--- START OF Data records ---

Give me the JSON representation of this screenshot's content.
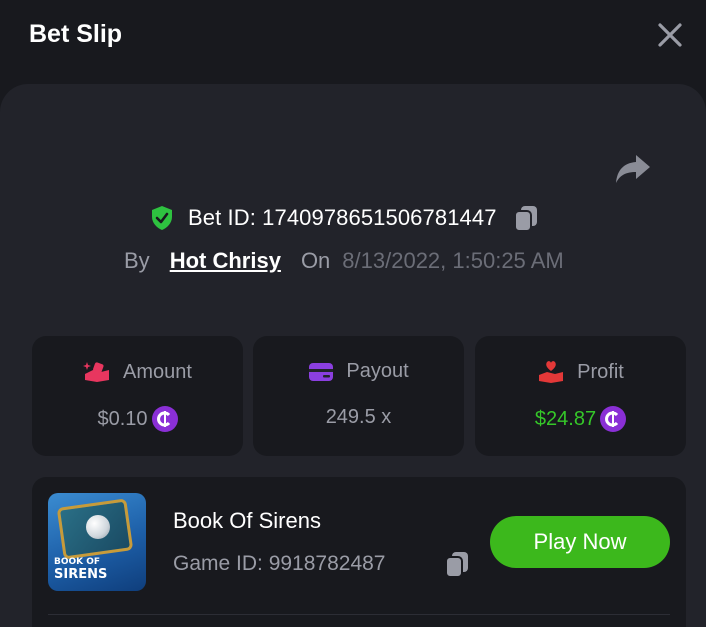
{
  "header": {
    "title": "Bet Slip"
  },
  "bet": {
    "id_text": "Bet ID: 1740978651506781447",
    "by_label": "By",
    "user": "Hot Chrisy",
    "on_label": "On",
    "date": "8/13/2022, 1:50:25 AM"
  },
  "stats": {
    "amount": {
      "label": "Amount",
      "value": "$0.10"
    },
    "payout": {
      "label": "Payout",
      "value": "249.5 x"
    },
    "profit": {
      "label": "Profit",
      "value": "$24.87"
    }
  },
  "game": {
    "name": "Book Of Sirens",
    "id_text": "Game ID: 9918782487",
    "thumb_line1": "BOOK OF",
    "thumb_line2": "SIRENS",
    "play_label": "Play Now"
  },
  "colors": {
    "background": "#18191e",
    "panel": "#22232a",
    "accent_green": "#3cb81c",
    "profit_green": "#35c729",
    "coin_purple": "#8a2fd6",
    "shield_green": "#2ec240",
    "amount_icon": "#e8365f",
    "payout_icon": "#8b3fe0",
    "profit_icon": "#e33838"
  },
  "icons": {
    "close": "close-icon",
    "share": "share-icon",
    "shield": "shield-check-icon",
    "copy": "copy-icon",
    "amount": "hand-coins-icon",
    "payout": "wallet-card-icon",
    "profit": "hand-heart-icon",
    "coin": "coin-icon"
  }
}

--- END OF Data records ---

Transcribe the listing above verbatim. Omit the pictures.

• [Final answer]:
Give me the JSON representation of this screenshot's content.
{
  "header": {
    "title": "Bet Slip"
  },
  "bet": {
    "id_text": "Bet ID: 1740978651506781447",
    "by_label": "By",
    "user": "Hot Chrisy",
    "on_label": "On",
    "date": "8/13/2022, 1:50:25 AM"
  },
  "stats": {
    "amount": {
      "label": "Amount",
      "value": "$0.10"
    },
    "payout": {
      "label": "Payout",
      "value": "249.5 x"
    },
    "profit": {
      "label": "Profit",
      "value": "$24.87"
    }
  },
  "game": {
    "name": "Book Of Sirens",
    "id_text": "Game ID: 9918782487",
    "thumb_line1": "BOOK OF",
    "thumb_line2": "SIRENS",
    "play_label": "Play Now"
  },
  "colors": {
    "background": "#18191e",
    "panel": "#22232a",
    "accent_green": "#3cb81c",
    "profit_green": "#35c729",
    "coin_purple": "#8a2fd6",
    "shield_green": "#2ec240",
    "amount_icon": "#e8365f",
    "payout_icon": "#8b3fe0",
    "profit_icon": "#e33838"
  },
  "icons": {
    "close": "close-icon",
    "share": "share-icon",
    "shield": "shield-check-icon",
    "copy": "copy-icon",
    "amount": "hand-coins-icon",
    "payout": "wallet-card-icon",
    "profit": "hand-heart-icon",
    "coin": "coin-icon"
  }
}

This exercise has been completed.